Skip any picture you find and retype all the remaining lines exactly.

▶ **Data to process**:
+ + + + +

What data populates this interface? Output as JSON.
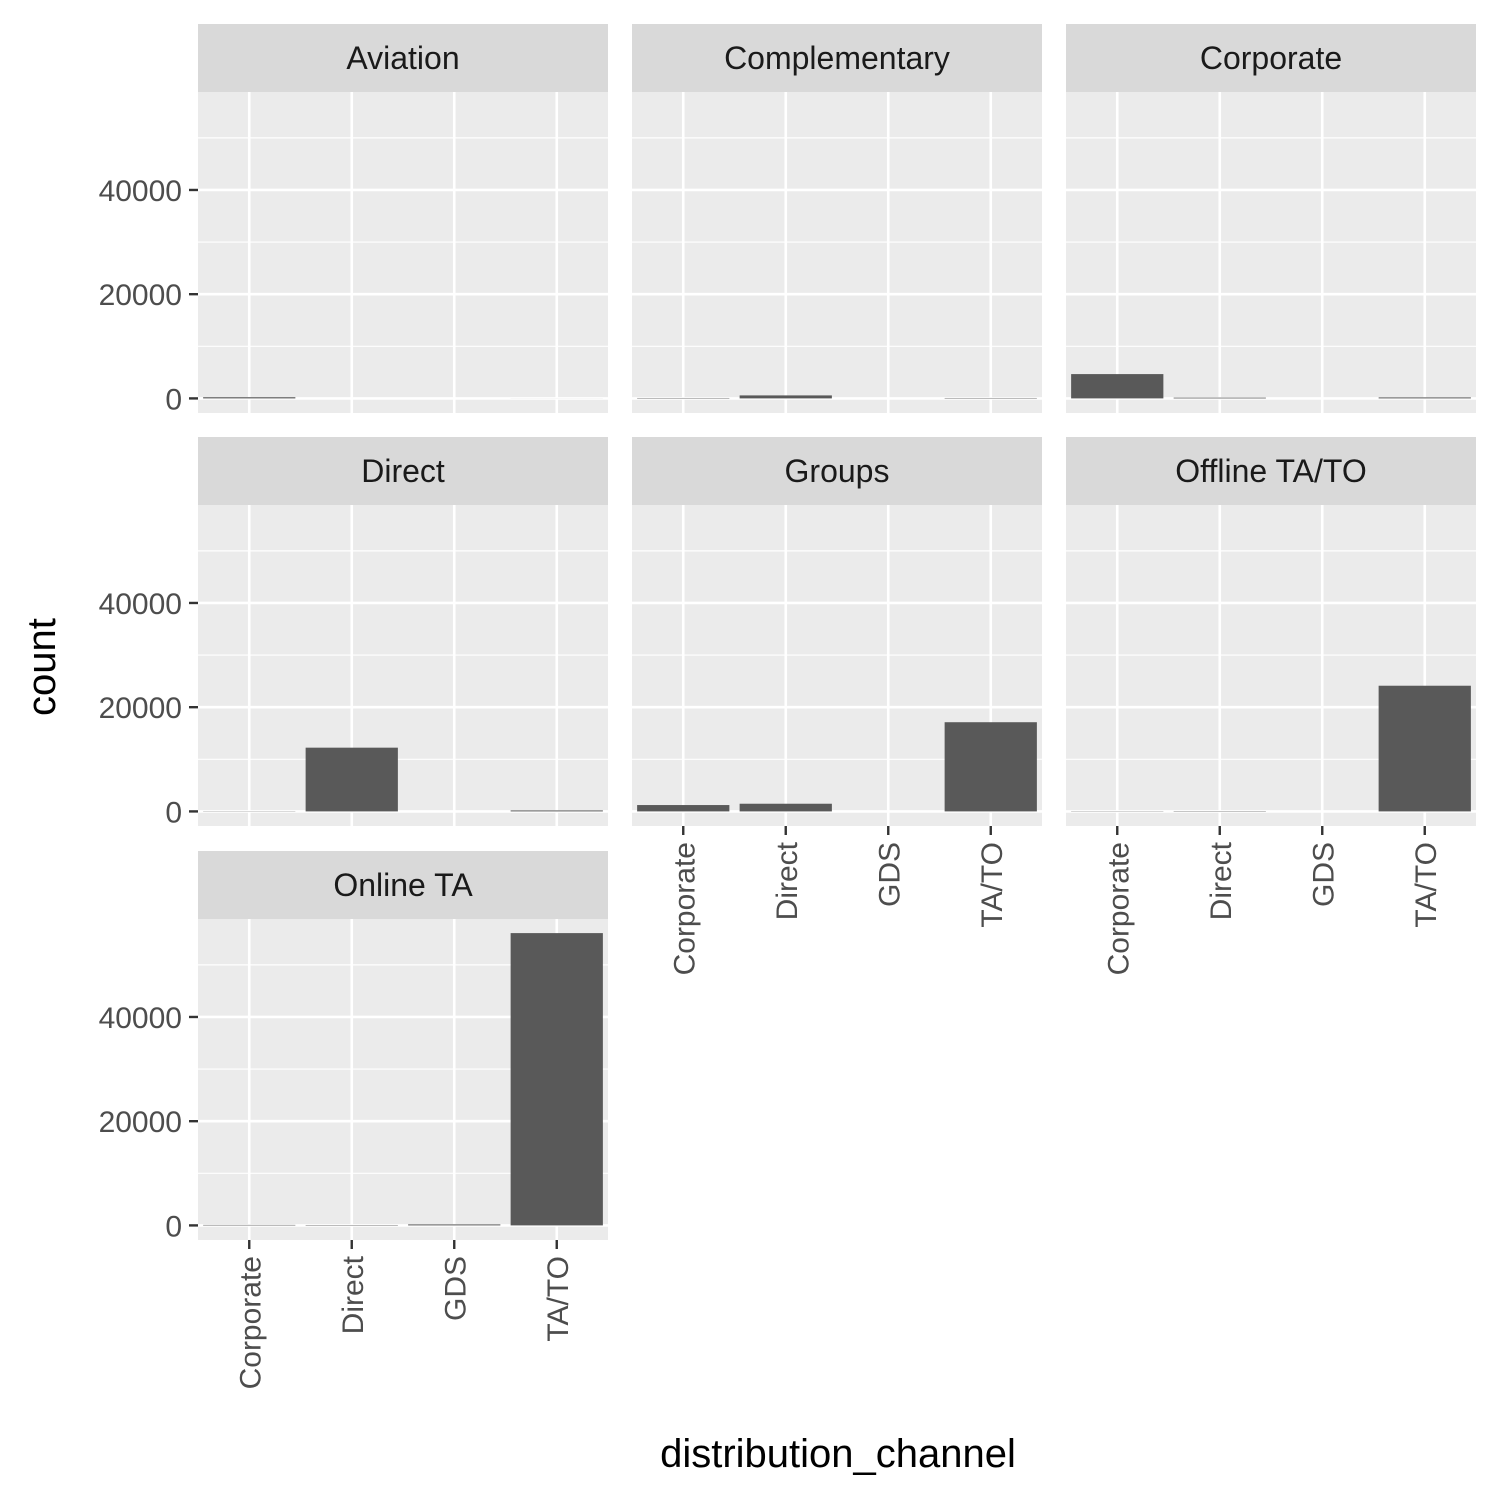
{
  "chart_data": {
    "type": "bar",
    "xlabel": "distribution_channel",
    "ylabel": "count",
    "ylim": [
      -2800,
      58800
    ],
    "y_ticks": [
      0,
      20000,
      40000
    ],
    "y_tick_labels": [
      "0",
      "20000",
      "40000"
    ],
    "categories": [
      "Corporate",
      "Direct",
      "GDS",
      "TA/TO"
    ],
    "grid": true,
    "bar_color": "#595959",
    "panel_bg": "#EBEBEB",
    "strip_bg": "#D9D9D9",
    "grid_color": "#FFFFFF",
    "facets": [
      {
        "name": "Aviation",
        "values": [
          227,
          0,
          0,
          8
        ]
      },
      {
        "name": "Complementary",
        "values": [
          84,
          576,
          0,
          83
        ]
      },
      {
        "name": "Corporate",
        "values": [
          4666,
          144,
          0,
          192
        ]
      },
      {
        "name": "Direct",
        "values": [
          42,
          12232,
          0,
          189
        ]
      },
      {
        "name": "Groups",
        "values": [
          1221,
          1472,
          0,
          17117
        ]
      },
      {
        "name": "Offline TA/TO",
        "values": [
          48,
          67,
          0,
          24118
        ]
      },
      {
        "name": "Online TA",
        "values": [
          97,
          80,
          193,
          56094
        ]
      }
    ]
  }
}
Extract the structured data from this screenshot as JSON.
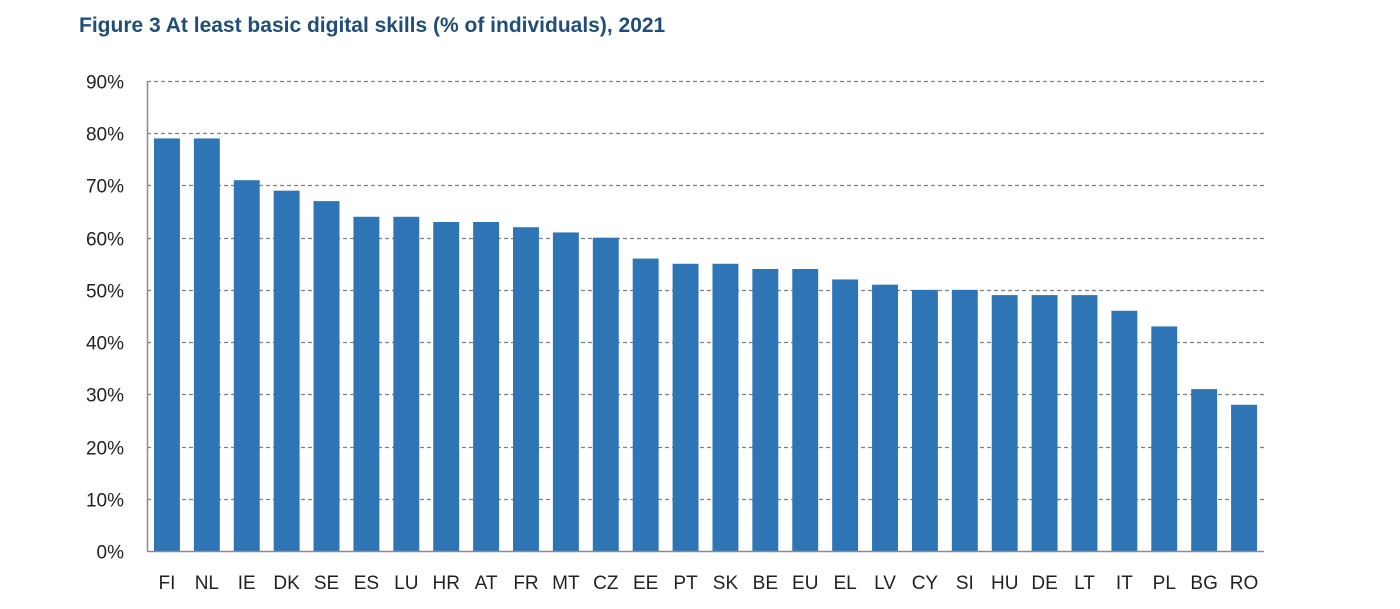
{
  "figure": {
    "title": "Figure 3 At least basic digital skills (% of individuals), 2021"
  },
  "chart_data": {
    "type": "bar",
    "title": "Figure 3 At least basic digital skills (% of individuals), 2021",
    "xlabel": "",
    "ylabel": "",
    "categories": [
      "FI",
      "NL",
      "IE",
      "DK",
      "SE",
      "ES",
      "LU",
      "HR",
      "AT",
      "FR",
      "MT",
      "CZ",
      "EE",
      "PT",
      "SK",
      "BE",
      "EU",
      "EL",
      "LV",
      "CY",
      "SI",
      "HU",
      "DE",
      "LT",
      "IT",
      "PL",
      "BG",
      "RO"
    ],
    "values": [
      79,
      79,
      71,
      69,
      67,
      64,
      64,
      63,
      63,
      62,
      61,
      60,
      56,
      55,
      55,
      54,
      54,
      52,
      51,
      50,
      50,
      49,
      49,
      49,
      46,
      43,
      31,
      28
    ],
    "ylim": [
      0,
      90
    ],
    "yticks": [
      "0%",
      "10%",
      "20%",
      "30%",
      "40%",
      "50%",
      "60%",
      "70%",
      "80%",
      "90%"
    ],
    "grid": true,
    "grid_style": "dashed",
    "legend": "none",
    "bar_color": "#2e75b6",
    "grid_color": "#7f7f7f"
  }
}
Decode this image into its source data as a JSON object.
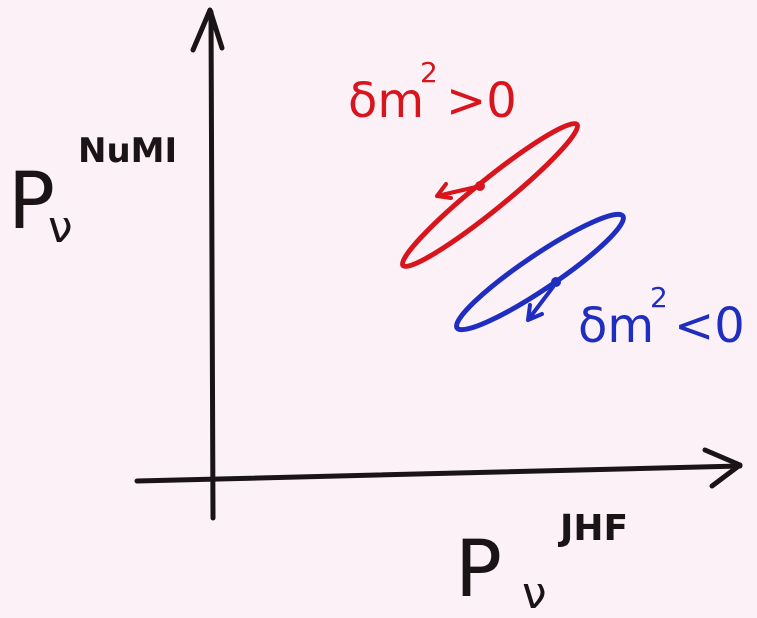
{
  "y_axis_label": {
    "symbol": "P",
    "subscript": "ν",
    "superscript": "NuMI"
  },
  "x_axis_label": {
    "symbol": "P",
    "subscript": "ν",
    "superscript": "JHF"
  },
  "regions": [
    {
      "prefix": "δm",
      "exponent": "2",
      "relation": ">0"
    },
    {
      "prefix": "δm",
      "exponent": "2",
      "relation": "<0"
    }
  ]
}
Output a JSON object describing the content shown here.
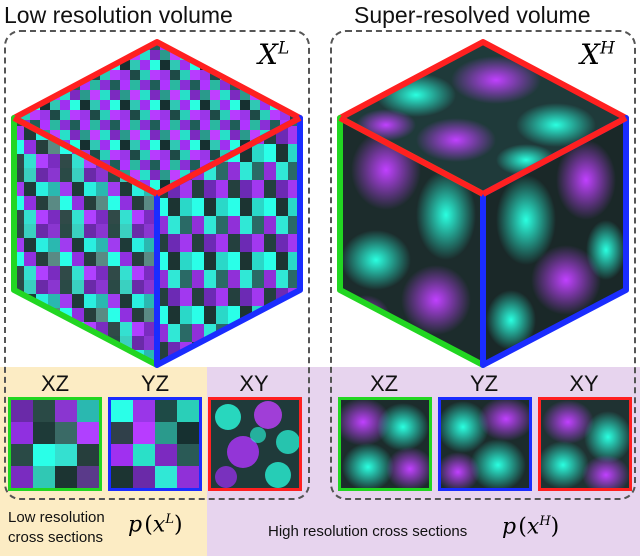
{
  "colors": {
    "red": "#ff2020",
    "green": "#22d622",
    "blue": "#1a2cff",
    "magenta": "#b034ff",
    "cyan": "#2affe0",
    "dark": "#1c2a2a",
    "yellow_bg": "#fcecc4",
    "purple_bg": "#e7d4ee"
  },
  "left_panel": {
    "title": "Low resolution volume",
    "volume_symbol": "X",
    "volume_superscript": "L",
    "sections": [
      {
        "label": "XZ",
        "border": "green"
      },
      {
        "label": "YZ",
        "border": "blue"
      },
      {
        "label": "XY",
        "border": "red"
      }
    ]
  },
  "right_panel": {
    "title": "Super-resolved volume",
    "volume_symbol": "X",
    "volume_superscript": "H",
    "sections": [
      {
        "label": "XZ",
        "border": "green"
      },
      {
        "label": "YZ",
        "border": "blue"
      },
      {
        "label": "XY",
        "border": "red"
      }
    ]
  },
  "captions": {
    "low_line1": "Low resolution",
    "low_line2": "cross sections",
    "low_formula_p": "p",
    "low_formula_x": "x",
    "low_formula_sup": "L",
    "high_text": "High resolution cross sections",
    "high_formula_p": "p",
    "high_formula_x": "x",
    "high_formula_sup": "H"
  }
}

+ + + + +

▶ **Finished answer**:
What data populates this interface? Output as JSON.
{
  "chart_data": {
    "type": "bar",
    "xlabel": "distribution_channel",
    "ylabel": "count",
    "ylim": [
      -2800,
      58800
    ],
    "y_ticks": [
      0,
      20000,
      40000
    ],
    "y_tick_labels": [
      "0",
      "20000",
      "40000"
    ],
    "categories": [
      "Corporate",
      "Direct",
      "GDS",
      "TA/TO"
    ],
    "grid": true,
    "bar_color": "#595959",
    "panel_bg": "#EBEBEB",
    "strip_bg": "#D9D9D9",
    "grid_color": "#FFFFFF",
    "facets": [
      {
        "name": "Aviation",
        "values": [
          227,
          0,
          0,
          8
        ]
      },
      {
        "name": "Complementary",
        "values": [
          84,
          576,
          0,
          83
        ]
      },
      {
        "name": "Corporate",
        "values": [
          4666,
          144,
          0,
          192
        ]
      },
      {
        "name": "Direct",
        "values": [
          42,
          12232,
          0,
          189
        ]
      },
      {
        "name": "Groups",
        "values": [
          1221,
          1472,
          0,
          17117
        ]
      },
      {
        "name": "Offline TA/TO",
        "values": [
          48,
          67,
          0,
          24118
        ]
      },
      {
        "name": "Online TA",
        "values": [
          97,
          80,
          193,
          56094
        ]
      }
    ]
  }
}
Extract the structured data from this screenshot as JSON.
{
  "figure": {
    "title": "Figure 3 At least basic digital skills (% of individuals), 2021"
  },
  "chart_data": {
    "type": "bar",
    "title": "Figure 3 At least basic digital skills (% of individuals), 2021",
    "xlabel": "",
    "ylabel": "",
    "categories": [
      "FI",
      "NL",
      "IE",
      "DK",
      "SE",
      "ES",
      "LU",
      "HR",
      "AT",
      "FR",
      "MT",
      "CZ",
      "EE",
      "PT",
      "SK",
      "BE",
      "EU",
      "EL",
      "LV",
      "CY",
      "SI",
      "HU",
      "DE",
      "LT",
      "IT",
      "PL",
      "BG",
      "RO"
    ],
    "values": [
      79,
      79,
      71,
      69,
      67,
      64,
      64,
      63,
      63,
      62,
      61,
      60,
      56,
      55,
      55,
      54,
      54,
      52,
      51,
      50,
      50,
      49,
      49,
      49,
      46,
      43,
      31,
      28
    ],
    "ylim": [
      0,
      90
    ],
    "yticks": [
      "0%",
      "10%",
      "20%",
      "30%",
      "40%",
      "50%",
      "60%",
      "70%",
      "80%",
      "90%"
    ],
    "grid": true,
    "grid_style": "dashed",
    "legend": "none",
    "bar_color": "#2e75b6",
    "grid_color": "#7f7f7f"
  }
}
Decode this image into its source data as a JSON object.
{
  "y_axis_label": {
    "symbol": "P",
    "subscript": "ν",
    "superscript": "NuMI"
  },
  "x_axis_label": {
    "symbol": "P",
    "subscript": "ν",
    "superscript": "JHF"
  },
  "regions": [
    {
      "prefix": "δm",
      "exponent": "2",
      "relation": ">0"
    },
    {
      "prefix": "δm",
      "exponent": "2",
      "relation": "<0"
    }
  ]
}
Output a JSON object describing the content shown here.
{
  "colors": {
    "red": "#ff2020",
    "green": "#22d622",
    "blue": "#1a2cff",
    "magenta": "#b034ff",
    "cyan": "#2affe0",
    "dark": "#1c2a2a",
    "yellow_bg": "#fcecc4",
    "purple_bg": "#e7d4ee"
  },
  "left_panel": {
    "title": "Low resolution volume",
    "volume_symbol": "X",
    "volume_superscript": "L",
    "sections": [
      {
        "label": "XZ",
        "border": "green"
      },
      {
        "label": "YZ",
        "border": "blue"
      },
      {
        "label": "XY",
        "border": "red"
      }
    ]
  },
  "right_panel": {
    "title": "Super-resolved volume",
    "volume_symbol": "X",
    "volume_superscript": "H",
    "sections": [
      {
        "label": "XZ",
        "border": "green"
      },
      {
        "label": "YZ",
        "border": "blue"
      },
      {
        "label": "XY",
        "border": "red"
      }
    ]
  },
  "captions": {
    "low_line1": "Low resolution",
    "low_line2": "cross sections",
    "low_formula_p": "p",
    "low_formula_x": "x",
    "low_formula_sup": "L",
    "high_text": "High resolution cross sections",
    "high_formula_p": "p",
    "high_formula_x": "x",
    "high_formula_sup": "H"
  }
}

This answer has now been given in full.